Your task is to transcribe the records exactly, skipping every image.

Dataset records on visual material
------------------------------------------------------------------------

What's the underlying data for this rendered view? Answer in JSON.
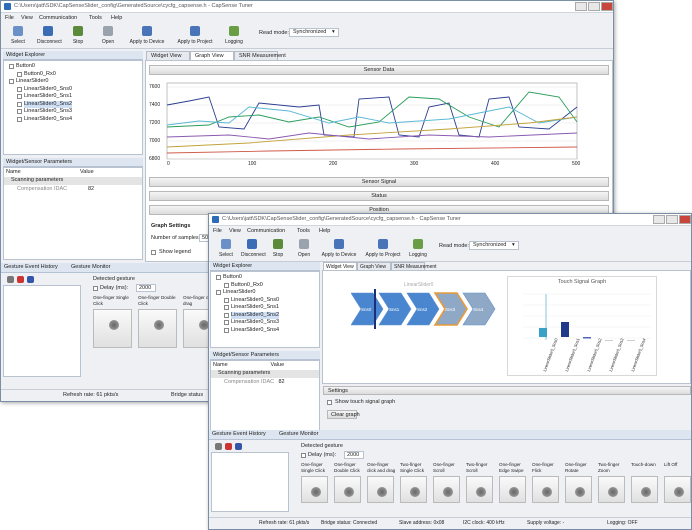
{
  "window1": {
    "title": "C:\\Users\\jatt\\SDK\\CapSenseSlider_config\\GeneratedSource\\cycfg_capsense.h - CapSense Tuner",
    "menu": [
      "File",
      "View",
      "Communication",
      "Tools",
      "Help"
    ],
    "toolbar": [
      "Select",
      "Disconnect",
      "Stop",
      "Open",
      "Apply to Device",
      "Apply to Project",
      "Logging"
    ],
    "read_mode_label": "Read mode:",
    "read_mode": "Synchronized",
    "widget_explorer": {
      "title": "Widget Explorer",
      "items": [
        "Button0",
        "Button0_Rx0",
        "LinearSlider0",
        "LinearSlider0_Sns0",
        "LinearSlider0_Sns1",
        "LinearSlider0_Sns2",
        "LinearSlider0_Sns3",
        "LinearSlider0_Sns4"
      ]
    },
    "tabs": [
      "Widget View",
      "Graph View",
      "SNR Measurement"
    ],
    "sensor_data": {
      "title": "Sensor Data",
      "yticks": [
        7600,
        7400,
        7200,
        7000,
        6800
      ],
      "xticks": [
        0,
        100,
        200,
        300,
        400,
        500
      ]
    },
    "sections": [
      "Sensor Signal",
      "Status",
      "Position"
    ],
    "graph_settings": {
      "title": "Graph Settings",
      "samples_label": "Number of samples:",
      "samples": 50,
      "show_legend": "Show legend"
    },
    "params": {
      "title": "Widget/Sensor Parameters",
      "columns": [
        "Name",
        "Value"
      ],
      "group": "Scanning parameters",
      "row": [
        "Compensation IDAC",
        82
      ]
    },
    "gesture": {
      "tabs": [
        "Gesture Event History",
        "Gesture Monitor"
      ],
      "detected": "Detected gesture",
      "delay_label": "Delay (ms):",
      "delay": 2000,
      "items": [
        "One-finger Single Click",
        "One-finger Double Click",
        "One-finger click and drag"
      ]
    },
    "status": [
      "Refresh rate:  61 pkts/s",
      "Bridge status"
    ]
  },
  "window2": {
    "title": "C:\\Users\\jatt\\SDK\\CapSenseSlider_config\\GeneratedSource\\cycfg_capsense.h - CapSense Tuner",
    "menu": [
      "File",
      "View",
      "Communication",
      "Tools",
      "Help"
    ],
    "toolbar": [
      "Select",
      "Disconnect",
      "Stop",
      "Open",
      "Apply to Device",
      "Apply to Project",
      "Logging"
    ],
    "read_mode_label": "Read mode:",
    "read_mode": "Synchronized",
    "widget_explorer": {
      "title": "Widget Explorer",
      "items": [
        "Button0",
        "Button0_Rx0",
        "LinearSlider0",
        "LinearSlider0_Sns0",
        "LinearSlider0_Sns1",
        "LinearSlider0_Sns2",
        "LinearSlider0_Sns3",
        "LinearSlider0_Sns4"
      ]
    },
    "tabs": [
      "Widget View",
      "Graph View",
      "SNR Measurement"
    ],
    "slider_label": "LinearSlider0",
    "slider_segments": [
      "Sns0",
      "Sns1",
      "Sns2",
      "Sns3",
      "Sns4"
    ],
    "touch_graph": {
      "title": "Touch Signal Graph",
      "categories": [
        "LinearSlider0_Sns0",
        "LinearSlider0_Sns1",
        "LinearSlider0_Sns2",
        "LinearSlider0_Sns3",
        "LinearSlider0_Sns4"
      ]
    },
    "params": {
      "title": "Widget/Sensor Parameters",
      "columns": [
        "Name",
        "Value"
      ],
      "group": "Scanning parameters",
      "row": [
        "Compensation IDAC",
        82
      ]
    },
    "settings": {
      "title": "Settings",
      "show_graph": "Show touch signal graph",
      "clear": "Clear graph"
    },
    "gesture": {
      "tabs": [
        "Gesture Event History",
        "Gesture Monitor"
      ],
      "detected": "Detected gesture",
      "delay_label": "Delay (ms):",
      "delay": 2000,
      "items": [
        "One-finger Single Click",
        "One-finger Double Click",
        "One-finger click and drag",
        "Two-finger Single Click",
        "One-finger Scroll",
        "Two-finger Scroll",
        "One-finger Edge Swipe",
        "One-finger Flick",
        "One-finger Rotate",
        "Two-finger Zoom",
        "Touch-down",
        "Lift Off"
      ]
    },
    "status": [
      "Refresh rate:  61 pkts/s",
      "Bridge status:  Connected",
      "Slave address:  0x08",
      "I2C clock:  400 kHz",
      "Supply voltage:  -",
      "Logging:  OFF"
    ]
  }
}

------------------------------------------------------------------------

*Solution to this exercise:*
What's the underlying data for this rendered view? Answer in JSON.
{
  "window1": {
    "title": "C:\\Users\\jatt\\SDK\\CapSenseSlider_config\\GeneratedSource\\cycfg_capsense.h - CapSense Tuner",
    "menu": [
      "File",
      "View",
      "Communication",
      "Tools",
      "Help"
    ],
    "toolbar": [
      "Select",
      "Disconnect",
      "Stop",
      "Open",
      "Apply to Device",
      "Apply to Project",
      "Logging"
    ],
    "read_mode_label": "Read mode:",
    "read_mode": "Synchronized",
    "widget_explorer": {
      "title": "Widget Explorer",
      "items": [
        "Button0",
        "Button0_Rx0",
        "LinearSlider0",
        "LinearSlider0_Sns0",
        "LinearSlider0_Sns1",
        "LinearSlider0_Sns2",
        "LinearSlider0_Sns3",
        "LinearSlider0_Sns4"
      ]
    },
    "tabs": [
      "Widget View",
      "Graph View",
      "SNR Measurement"
    ],
    "sensor_data": {
      "title": "Sensor Data",
      "yticks": [
        7600,
        7400,
        7200,
        7000,
        6800
      ],
      "xticks": [
        0,
        100,
        200,
        300,
        400,
        500
      ]
    },
    "sections": [
      "Sensor Signal",
      "Status",
      "Position"
    ],
    "graph_settings": {
      "title": "Graph Settings",
      "samples_label": "Number of samples:",
      "samples": 50,
      "show_legend": "Show legend"
    },
    "params": {
      "title": "Widget/Sensor Parameters",
      "columns": [
        "Name",
        "Value"
      ],
      "group": "Scanning parameters",
      "row": [
        "Compensation IDAC",
        82
      ]
    },
    "gesture": {
      "tabs": [
        "Gesture Event History",
        "Gesture Monitor"
      ],
      "detected": "Detected gesture",
      "delay_label": "Delay (ms):",
      "delay": 2000,
      "items": [
        "One-finger Single Click",
        "One-finger Double Click",
        "One-finger click and drag"
      ]
    },
    "status": [
      "Refresh rate:  61 pkts/s",
      "Bridge status"
    ]
  },
  "window2": {
    "title": "C:\\Users\\jatt\\SDK\\CapSenseSlider_config\\GeneratedSource\\cycfg_capsense.h - CapSense Tuner",
    "menu": [
      "File",
      "View",
      "Communication",
      "Tools",
      "Help"
    ],
    "toolbar": [
      "Select",
      "Disconnect",
      "Stop",
      "Open",
      "Apply to Device",
      "Apply to Project",
      "Logging"
    ],
    "read_mode_label": "Read mode:",
    "read_mode": "Synchronized",
    "widget_explorer": {
      "title": "Widget Explorer",
      "items": [
        "Button0",
        "Button0_Rx0",
        "LinearSlider0",
        "LinearSlider0_Sns0",
        "LinearSlider0_Sns1",
        "LinearSlider0_Sns2",
        "LinearSlider0_Sns3",
        "LinearSlider0_Sns4"
      ]
    },
    "tabs": [
      "Widget View",
      "Graph View",
      "SNR Measurement"
    ],
    "slider_label": "LinearSlider0",
    "slider_segments": [
      "Sns0",
      "Sns1",
      "Sns2",
      "Sns3",
      "Sns4"
    ],
    "touch_graph": {
      "title": "Touch Signal Graph",
      "categories": [
        "LinearSlider0_Sns0",
        "LinearSlider0_Sns1",
        "LinearSlider0_Sns2",
        "LinearSlider0_Sns3",
        "LinearSlider0_Sns4"
      ]
    },
    "params": {
      "title": "Widget/Sensor Parameters",
      "columns": [
        "Name",
        "Value"
      ],
      "group": "Scanning parameters",
      "row": [
        "Compensation IDAC",
        82
      ]
    },
    "settings": {
      "title": "Settings",
      "show_graph": "Show touch signal graph",
      "clear": "Clear graph"
    },
    "gesture": {
      "tabs": [
        "Gesture Event History",
        "Gesture Monitor"
      ],
      "detected": "Detected gesture",
      "delay_label": "Delay (ms):",
      "delay": 2000,
      "items": [
        "One-finger Single Click",
        "One-finger Double Click",
        "One-finger click and drag",
        "Two-finger Single Click",
        "One-finger Scroll",
        "Two-finger Scroll",
        "One-finger Edge Swipe",
        "One-finger Flick",
        "One-finger Rotate",
        "Two-finger Zoom",
        "Touch-down",
        "Lift Off"
      ]
    },
    "status": [
      "Refresh rate:  61 pkts/s",
      "Bridge status:  Connected",
      "Slave address:  0x08",
      "I2C clock:  400 kHz",
      "Supply voltage:  -",
      "Logging:  OFF"
    ]
  }
}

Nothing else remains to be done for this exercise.